[START TASK DATA]
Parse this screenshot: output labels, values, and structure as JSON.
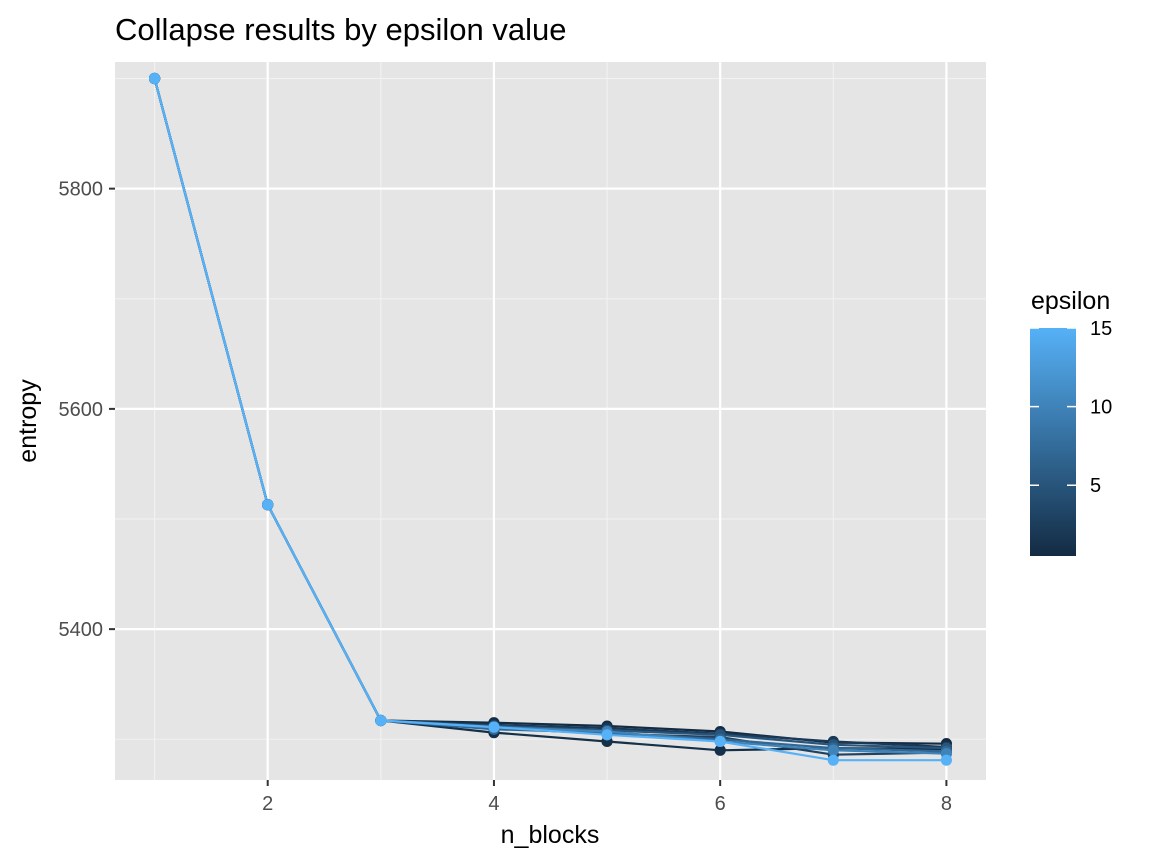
{
  "chart_data": {
    "type": "line",
    "title": "Collapse results by epsilon value",
    "xlabel": "n_blocks",
    "ylabel": "entropy",
    "xlim": [
      0.65,
      8.35
    ],
    "ylim": [
      5263,
      5915
    ],
    "x_ticks": [
      2,
      4,
      6,
      8
    ],
    "y_ticks": [
      5400,
      5600,
      5800
    ],
    "grid": true,
    "legend": {
      "title": "epsilon",
      "type": "colorbar",
      "position": "right",
      "range": [
        0.5,
        15
      ],
      "ticks": [
        5,
        10,
        15
      ],
      "low_color": "#132b43",
      "high_color": "#56b1f7"
    },
    "x": [
      1,
      2,
      3,
      4,
      5,
      6,
      7,
      8
    ],
    "series": [
      {
        "epsilon": 0.5,
        "values": [
          5900,
          5513,
          5317,
          5315,
          5312,
          5307,
          5297,
          5296
        ]
      },
      {
        "epsilon": 1,
        "values": [
          5900,
          5513,
          5317,
          5306,
          5298,
          5290,
          5292,
          5291
        ]
      },
      {
        "epsilon": 2,
        "values": [
          5900,
          5513,
          5317,
          5313,
          5310,
          5305,
          5298,
          5293
        ]
      },
      {
        "epsilon": 3,
        "values": [
          5900,
          5513,
          5317,
          5310,
          5305,
          5302,
          5286,
          5288
        ]
      },
      {
        "epsilon": 5,
        "values": [
          5900,
          5513,
          5317,
          5312,
          5308,
          5304,
          5295,
          5292
        ]
      },
      {
        "epsilon": 7,
        "values": [
          5900,
          5513,
          5317,
          5309,
          5306,
          5300,
          5292,
          5289
        ]
      },
      {
        "epsilon": 10,
        "values": [
          5900,
          5513,
          5317,
          5311,
          5307,
          5298,
          5290,
          5287
        ]
      },
      {
        "epsilon": 15,
        "values": [
          5900,
          5513,
          5317,
          5311,
          5304,
          5298,
          5281,
          5281
        ]
      }
    ]
  }
}
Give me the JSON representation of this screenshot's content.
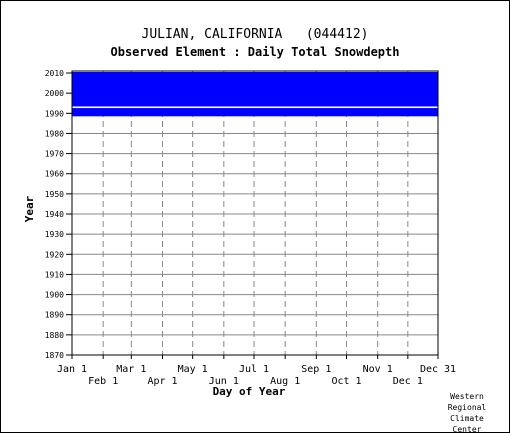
{
  "chart_data": {
    "type": "heatmap",
    "title": "JULIAN, CALIFORNIA   (044412)",
    "subtitle": "Observed Element : Daily Total Snowdepth",
    "xlabel": "Day of Year",
    "ylabel": "Year",
    "ylim": [
      1870,
      2011
    ],
    "xlim": [
      1,
      365
    ],
    "y_ticks": [
      2010,
      2000,
      1990,
      1980,
      1970,
      1960,
      1950,
      1940,
      1930,
      1920,
      1910,
      1900,
      1890,
      1880,
      1870
    ],
    "x_ticks_top_row": [
      {
        "label": "Jan 1",
        "day": 1
      },
      {
        "label": "Mar 1",
        "day": 60
      },
      {
        "label": "May 1",
        "day": 121
      },
      {
        "label": "Jul 1",
        "day": 182
      },
      {
        "label": "Sep 1",
        "day": 244
      },
      {
        "label": "Nov 1",
        "day": 305
      },
      {
        "label": "Dec 31",
        "day": 365
      }
    ],
    "x_ticks_bottom_row": [
      {
        "label": "Feb 1",
        "day": 32
      },
      {
        "label": "Apr 1",
        "day": 91
      },
      {
        "label": "Jun 1",
        "day": 152
      },
      {
        "label": "Aug 1",
        "day": 213
      },
      {
        "label": "Oct 1",
        "day": 274
      },
      {
        "label": "Dec 1",
        "day": 335
      }
    ],
    "data_coverage_years": [
      1989,
      2010
    ],
    "data_color": "#0000ff",
    "missing_years": [
      1993
    ],
    "grid": true
  },
  "credit": [
    "Western",
    "Regional",
    "Climate",
    "Center"
  ]
}
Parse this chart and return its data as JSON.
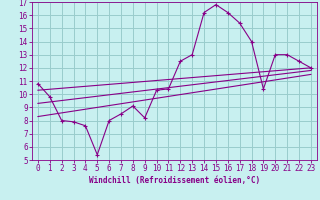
{
  "xlabel": "Windchill (Refroidissement éolien,°C)",
  "bg_color": "#c8f0f0",
  "line_color": "#880088",
  "grid_color": "#99cccc",
  "hours": [
    0,
    1,
    2,
    3,
    4,
    5,
    6,
    7,
    8,
    9,
    10,
    11,
    12,
    13,
    14,
    15,
    16,
    17,
    18,
    19,
    20,
    21,
    22,
    23
  ],
  "windchill": [
    10.8,
    9.8,
    8.0,
    7.9,
    7.6,
    5.4,
    8.0,
    8.5,
    9.1,
    8.2,
    10.3,
    10.4,
    12.5,
    13.0,
    16.2,
    16.8,
    16.2,
    15.4,
    14.0,
    10.4,
    13.0,
    13.0,
    12.5,
    12.0
  ],
  "trend1_x": [
    0,
    23
  ],
  "trend1_y": [
    10.3,
    12.0
  ],
  "trend2_x": [
    0,
    23
  ],
  "trend2_y": [
    9.3,
    11.8
  ],
  "trend3_x": [
    0,
    23
  ],
  "trend3_y": [
    8.3,
    11.5
  ],
  "ylim": [
    5,
    17
  ],
  "xlim": [
    -0.5,
    23.5
  ],
  "yticks": [
    5,
    6,
    7,
    8,
    9,
    10,
    11,
    12,
    13,
    14,
    15,
    16,
    17
  ],
  "xticks": [
    0,
    1,
    2,
    3,
    4,
    5,
    6,
    7,
    8,
    9,
    10,
    11,
    12,
    13,
    14,
    15,
    16,
    17,
    18,
    19,
    20,
    21,
    22,
    23
  ],
  "tick_fontsize": 5.5,
  "xlabel_fontsize": 5.5
}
[END TASK DATA]
The material above must be printed exactly, with its pictures left out.

Parse this screenshot: output labels, values, and structure as JSON.
{
  "chart_data": {
    "type": "line",
    "title": "Collapse results by epsilon value",
    "xlabel": "n_blocks",
    "ylabel": "entropy",
    "xlim": [
      0.65,
      8.35
    ],
    "ylim": [
      5263,
      5915
    ],
    "x_ticks": [
      2,
      4,
      6,
      8
    ],
    "y_ticks": [
      5400,
      5600,
      5800
    ],
    "grid": true,
    "legend": {
      "title": "epsilon",
      "type": "colorbar",
      "position": "right",
      "range": [
        0.5,
        15
      ],
      "ticks": [
        5,
        10,
        15
      ],
      "low_color": "#132b43",
      "high_color": "#56b1f7"
    },
    "x": [
      1,
      2,
      3,
      4,
      5,
      6,
      7,
      8
    ],
    "series": [
      {
        "epsilon": 0.5,
        "values": [
          5900,
          5513,
          5317,
          5315,
          5312,
          5307,
          5297,
          5296
        ]
      },
      {
        "epsilon": 1,
        "values": [
          5900,
          5513,
          5317,
          5306,
          5298,
          5290,
          5292,
          5291
        ]
      },
      {
        "epsilon": 2,
        "values": [
          5900,
          5513,
          5317,
          5313,
          5310,
          5305,
          5298,
          5293
        ]
      },
      {
        "epsilon": 3,
        "values": [
          5900,
          5513,
          5317,
          5310,
          5305,
          5302,
          5286,
          5288
        ]
      },
      {
        "epsilon": 5,
        "values": [
          5900,
          5513,
          5317,
          5312,
          5308,
          5304,
          5295,
          5292
        ]
      },
      {
        "epsilon": 7,
        "values": [
          5900,
          5513,
          5317,
          5309,
          5306,
          5300,
          5292,
          5289
        ]
      },
      {
        "epsilon": 10,
        "values": [
          5900,
          5513,
          5317,
          5311,
          5307,
          5298,
          5290,
          5287
        ]
      },
      {
        "epsilon": 15,
        "values": [
          5900,
          5513,
          5317,
          5311,
          5304,
          5298,
          5281,
          5281
        ]
      }
    ]
  }
}
Give me the JSON representation of this screenshot's content.
{
  "chart_data": {
    "type": "heatmap",
    "title": "JULIAN, CALIFORNIA   (044412)",
    "subtitle": "Observed Element : Daily Total Snowdepth",
    "xlabel": "Day of Year",
    "ylabel": "Year",
    "ylim": [
      1870,
      2011
    ],
    "xlim": [
      1,
      365
    ],
    "y_ticks": [
      2010,
      2000,
      1990,
      1980,
      1970,
      1960,
      1950,
      1940,
      1930,
      1920,
      1910,
      1900,
      1890,
      1880,
      1870
    ],
    "x_ticks_top_row": [
      {
        "label": "Jan 1",
        "day": 1
      },
      {
        "label": "Mar 1",
        "day": 60
      },
      {
        "label": "May 1",
        "day": 121
      },
      {
        "label": "Jul 1",
        "day": 182
      },
      {
        "label": "Sep 1",
        "day": 244
      },
      {
        "label": "Nov 1",
        "day": 305
      },
      {
        "label": "Dec 31",
        "day": 365
      }
    ],
    "x_ticks_bottom_row": [
      {
        "label": "Feb 1",
        "day": 32
      },
      {
        "label": "Apr 1",
        "day": 91
      },
      {
        "label": "Jun 1",
        "day": 152
      },
      {
        "label": "Aug 1",
        "day": 213
      },
      {
        "label": "Oct 1",
        "day": 274
      },
      {
        "label": "Dec 1",
        "day": 335
      }
    ],
    "data_coverage_years": [
      1989,
      2010
    ],
    "data_color": "#0000ff",
    "missing_years": [
      1993
    ],
    "grid": true
  },
  "credit": [
    "Western",
    "Regional",
    "Climate",
    "Center"
  ]
}
Parse this chart and return its data as JSON.
{
  "xlabel": "Windchill (Refroidissement éolien,°C)",
  "bg_color": "#c8f0f0",
  "line_color": "#880088",
  "grid_color": "#99cccc",
  "hours": [
    0,
    1,
    2,
    3,
    4,
    5,
    6,
    7,
    8,
    9,
    10,
    11,
    12,
    13,
    14,
    15,
    16,
    17,
    18,
    19,
    20,
    21,
    22,
    23
  ],
  "windchill": [
    10.8,
    9.8,
    8.0,
    7.9,
    7.6,
    5.4,
    8.0,
    8.5,
    9.1,
    8.2,
    10.3,
    10.4,
    12.5,
    13.0,
    16.2,
    16.8,
    16.2,
    15.4,
    14.0,
    10.4,
    13.0,
    13.0,
    12.5,
    12.0
  ],
  "trend1_x": [
    0,
    23
  ],
  "trend1_y": [
    10.3,
    12.0
  ],
  "trend2_x": [
    0,
    23
  ],
  "trend2_y": [
    9.3,
    11.8
  ],
  "trend3_x": [
    0,
    23
  ],
  "trend3_y": [
    8.3,
    11.5
  ],
  "ylim": [
    5,
    17
  ],
  "xlim": [
    -0.5,
    23.5
  ],
  "yticks": [
    5,
    6,
    7,
    8,
    9,
    10,
    11,
    12,
    13,
    14,
    15,
    16,
    17
  ],
  "xticks": [
    0,
    1,
    2,
    3,
    4,
    5,
    6,
    7,
    8,
    9,
    10,
    11,
    12,
    13,
    14,
    15,
    16,
    17,
    18,
    19,
    20,
    21,
    22,
    23
  ],
  "tick_fontsize": 5.5,
  "xlabel_fontsize": 5.5
}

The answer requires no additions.